In the entries below, find the string "means" and return each line holding it.

^^^^

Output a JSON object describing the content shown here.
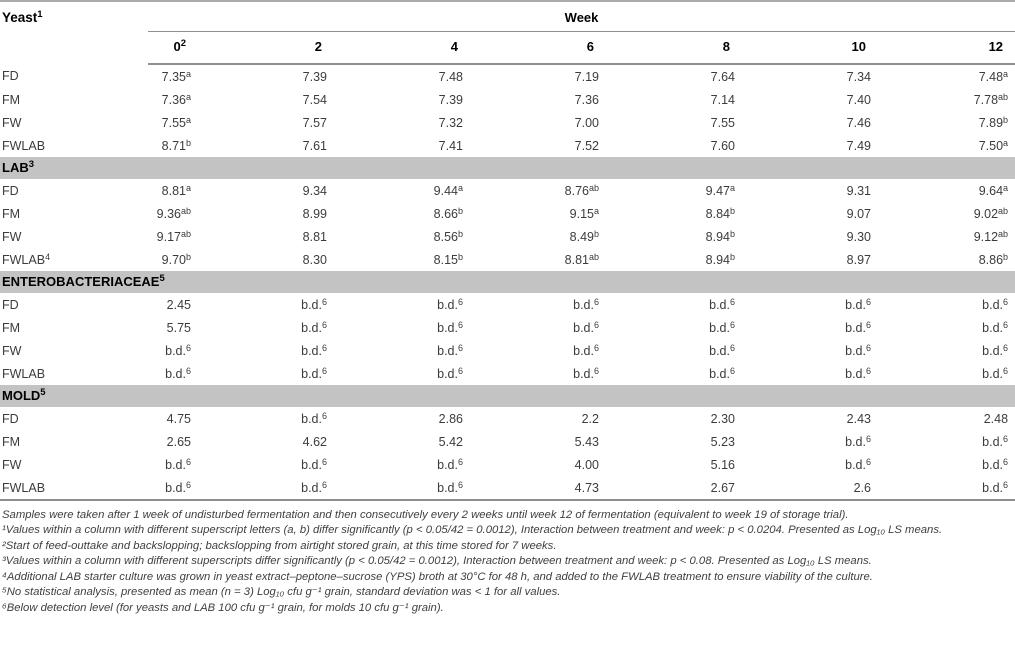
{
  "colors": {
    "section_bar_gray": "#c3c3c3",
    "rule_gray": "#8f8f8f",
    "value_text": "#3c3c3c",
    "header_text": "#000000"
  },
  "table": {
    "corner": {
      "label": "Yeast",
      "sup": "1"
    },
    "week_label": "Week",
    "week_cols": [
      {
        "label": "0",
        "sup": "2"
      },
      {
        "label": "2",
        "sup": ""
      },
      {
        "label": "4",
        "sup": ""
      },
      {
        "label": "6",
        "sup": ""
      },
      {
        "label": "8",
        "sup": ""
      },
      {
        "label": "10",
        "sup": ""
      },
      {
        "label": "12",
        "sup": ""
      }
    ],
    "sections": [
      {
        "title": "",
        "sup": "",
        "rows": [
          {
            "label": "FD",
            "sup": "",
            "cells": [
              {
                "v": "7.35",
                "s": "a"
              },
              {
                "v": "7.39",
                "s": ""
              },
              {
                "v": "7.48",
                "s": ""
              },
              {
                "v": "7.19",
                "s": ""
              },
              {
                "v": "7.64",
                "s": ""
              },
              {
                "v": "7.34",
                "s": ""
              },
              {
                "v": "7.48",
                "s": "a"
              }
            ]
          },
          {
            "label": "FM",
            "sup": "",
            "cells": [
              {
                "v": "7.36",
                "s": "a"
              },
              {
                "v": "7.54",
                "s": ""
              },
              {
                "v": "7.39",
                "s": ""
              },
              {
                "v": "7.36",
                "s": ""
              },
              {
                "v": "7.14",
                "s": ""
              },
              {
                "v": "7.40",
                "s": ""
              },
              {
                "v": "7.78",
                "s": "ab"
              }
            ]
          },
          {
            "label": "FW",
            "sup": "",
            "cells": [
              {
                "v": "7.55",
                "s": "a"
              },
              {
                "v": "7.57",
                "s": ""
              },
              {
                "v": "7.32",
                "s": ""
              },
              {
                "v": "7.00",
                "s": ""
              },
              {
                "v": "7.55",
                "s": ""
              },
              {
                "v": "7.46",
                "s": ""
              },
              {
                "v": "7.89",
                "s": "b"
              }
            ]
          },
          {
            "label": "FWLAB",
            "sup": "",
            "cells": [
              {
                "v": "8.71",
                "s": "b"
              },
              {
                "v": "7.61",
                "s": ""
              },
              {
                "v": "7.41",
                "s": ""
              },
              {
                "v": "7.52",
                "s": ""
              },
              {
                "v": "7.60",
                "s": ""
              },
              {
                "v": "7.49",
                "s": ""
              },
              {
                "v": "7.50",
                "s": "a"
              }
            ]
          }
        ]
      },
      {
        "title": "LAB",
        "sup": "3",
        "rows": [
          {
            "label": "FD",
            "sup": "",
            "cells": [
              {
                "v": "8.81",
                "s": "a"
              },
              {
                "v": "9.34",
                "s": ""
              },
              {
                "v": "9.44",
                "s": "a"
              },
              {
                "v": "8.76",
                "s": "ab"
              },
              {
                "v": "9.47",
                "s": "a"
              },
              {
                "v": "9.31",
                "s": ""
              },
              {
                "v": "9.64",
                "s": "a"
              }
            ]
          },
          {
            "label": "FM",
            "sup": "",
            "cells": [
              {
                "v": "9.36",
                "s": "ab"
              },
              {
                "v": "8.99",
                "s": ""
              },
              {
                "v": "8.66",
                "s": "b"
              },
              {
                "v": "9.15",
                "s": "a"
              },
              {
                "v": "8.84",
                "s": "b"
              },
              {
                "v": "9.07",
                "s": ""
              },
              {
                "v": "9.02",
                "s": "ab"
              }
            ]
          },
          {
            "label": "FW",
            "sup": "",
            "cells": [
              {
                "v": "9.17",
                "s": "ab"
              },
              {
                "v": "8.81",
                "s": ""
              },
              {
                "v": "8.56",
                "s": "b"
              },
              {
                "v": "8.49",
                "s": "b"
              },
              {
                "v": "8.94",
                "s": "b"
              },
              {
                "v": "9.30",
                "s": ""
              },
              {
                "v": "9.12",
                "s": "ab"
              }
            ]
          },
          {
            "label": "FWLAB",
            "sup": "4",
            "cells": [
              {
                "v": "9.70",
                "s": "b"
              },
              {
                "v": "8.30",
                "s": ""
              },
              {
                "v": "8.15",
                "s": "b"
              },
              {
                "v": "8.81",
                "s": "ab"
              },
              {
                "v": "8.94",
                "s": "b"
              },
              {
                "v": "8.97",
                "s": ""
              },
              {
                "v": "8.86",
                "s": "b"
              }
            ]
          }
        ]
      },
      {
        "title": "ENTEROBACTERIACEAE",
        "sup": "5",
        "rows": [
          {
            "label": "FD",
            "sup": "",
            "cells": [
              {
                "v": "2.45",
                "s": ""
              },
              {
                "v": "b.d.",
                "s": "6"
              },
              {
                "v": "b.d.",
                "s": "6"
              },
              {
                "v": "b.d.",
                "s": "6"
              },
              {
                "v": "b.d.",
                "s": "6"
              },
              {
                "v": "b.d.",
                "s": "6"
              },
              {
                "v": "b.d.",
                "s": "6"
              }
            ]
          },
          {
            "label": "FM",
            "sup": "",
            "cells": [
              {
                "v": "5.75",
                "s": ""
              },
              {
                "v": "b.d.",
                "s": "6"
              },
              {
                "v": "b.d.",
                "s": "6"
              },
              {
                "v": "b.d.",
                "s": "6"
              },
              {
                "v": "b.d.",
                "s": "6"
              },
              {
                "v": "b.d.",
                "s": "6"
              },
              {
                "v": "b.d.",
                "s": "6"
              }
            ]
          },
          {
            "label": "FW",
            "sup": "",
            "cells": [
              {
                "v": "b.d.",
                "s": "6"
              },
              {
                "v": "b.d.",
                "s": "6"
              },
              {
                "v": "b.d.",
                "s": "6"
              },
              {
                "v": "b.d.",
                "s": "6"
              },
              {
                "v": "b.d.",
                "s": "6"
              },
              {
                "v": "b.d.",
                "s": "6"
              },
              {
                "v": "b.d.",
                "s": "6"
              }
            ]
          },
          {
            "label": "FWLAB",
            "sup": "",
            "cells": [
              {
                "v": "b.d.",
                "s": "6"
              },
              {
                "v": "b.d.",
                "s": "6"
              },
              {
                "v": "b.d.",
                "s": "6"
              },
              {
                "v": "b.d.",
                "s": "6"
              },
              {
                "v": "b.d.",
                "s": "6"
              },
              {
                "v": "b.d.",
                "s": "6"
              },
              {
                "v": "b.d.",
                "s": "6"
              }
            ]
          }
        ]
      },
      {
        "title": "MOLD",
        "sup": "5",
        "rows": [
          {
            "label": "FD",
            "sup": "",
            "cells": [
              {
                "v": "4.75",
                "s": ""
              },
              {
                "v": "b.d.",
                "s": "6"
              },
              {
                "v": "2.86",
                "s": ""
              },
              {
                "v": "2.2",
                "s": ""
              },
              {
                "v": "2.30",
                "s": ""
              },
              {
                "v": "2.43",
                "s": ""
              },
              {
                "v": "2.48",
                "s": ""
              }
            ]
          },
          {
            "label": "FM",
            "sup": "",
            "cells": [
              {
                "v": "2.65",
                "s": ""
              },
              {
                "v": "4.62",
                "s": ""
              },
              {
                "v": "5.42",
                "s": ""
              },
              {
                "v": "5.43",
                "s": ""
              },
              {
                "v": "5.23",
                "s": ""
              },
              {
                "v": "b.d.",
                "s": "6"
              },
              {
                "v": "b.d.",
                "s": "6"
              }
            ]
          },
          {
            "label": "FW",
            "sup": "",
            "cells": [
              {
                "v": "b.d.",
                "s": "6"
              },
              {
                "v": "b.d.",
                "s": "6"
              },
              {
                "v": "b.d.",
                "s": "6"
              },
              {
                "v": "4.00",
                "s": ""
              },
              {
                "v": "5.16",
                "s": ""
              },
              {
                "v": "b.d.",
                "s": "6"
              },
              {
                "v": "b.d.",
                "s": "6"
              }
            ]
          },
          {
            "label": "FWLAB",
            "sup": "",
            "cells": [
              {
                "v": "b.d.",
                "s": "6"
              },
              {
                "v": "b.d.",
                "s": "6"
              },
              {
                "v": "b.d.",
                "s": "6"
              },
              {
                "v": "4.73",
                "s": ""
              },
              {
                "v": "2.67",
                "s": ""
              },
              {
                "v": "2.6",
                "s": ""
              },
              {
                "v": "b.d.",
                "s": "6"
              }
            ]
          }
        ]
      }
    ]
  },
  "footnotes": [
    "Samples were taken after 1 week of undisturbed fermentation and then consecutively every 2 weeks until week 12 of fermentation (equivalent to week 19 of storage trial).",
    "¹Values within a column with different superscript letters (a, b) differ significantly (p < 0.05/42 = 0.0012), Interaction between treatment and week: p < 0.0204. Presented as Log₁₀ LS means.",
    "²Start of feed-outtake and backslopping; backslopping from airtight stored grain, at this time stored for 7 weeks.",
    "³Values within a column with different superscripts differ significantly (p < 0.05/42 = 0.0012), Interaction between treatment and week: p < 0.08. Presented as Log₁₀ LS means.",
    "⁴Additional LAB starter culture was grown in yeast extract–peptone–sucrose (YPS) broth at 30°C for 48 h, and added to the FWLAB treatment to ensure viability of the culture.",
    "⁵No statistical analysis, presented as mean (n = 3) Log₁₀ cfu g⁻¹ grain, standard deviation was < 1 for all values.",
    "⁶Below detection level (for yeasts and LAB 100 cfu g⁻¹ grain, for molds 10 cfu g⁻¹ grain)."
  ]
}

^^^^

> _RESULT_:
    "¹Values within a column with different superscript letters (a, b) differ significantly (p < 0.05/42 = 0.0012), Interaction between treatment and week: p < 0.0204. Presented as Log₁₀ LS means.",
    "³Values within a column with different superscripts differ significantly (p < 0.05/42 = 0.0012), Interaction between treatment and week: p < 0.08. Presented as Log₁₀ LS means.",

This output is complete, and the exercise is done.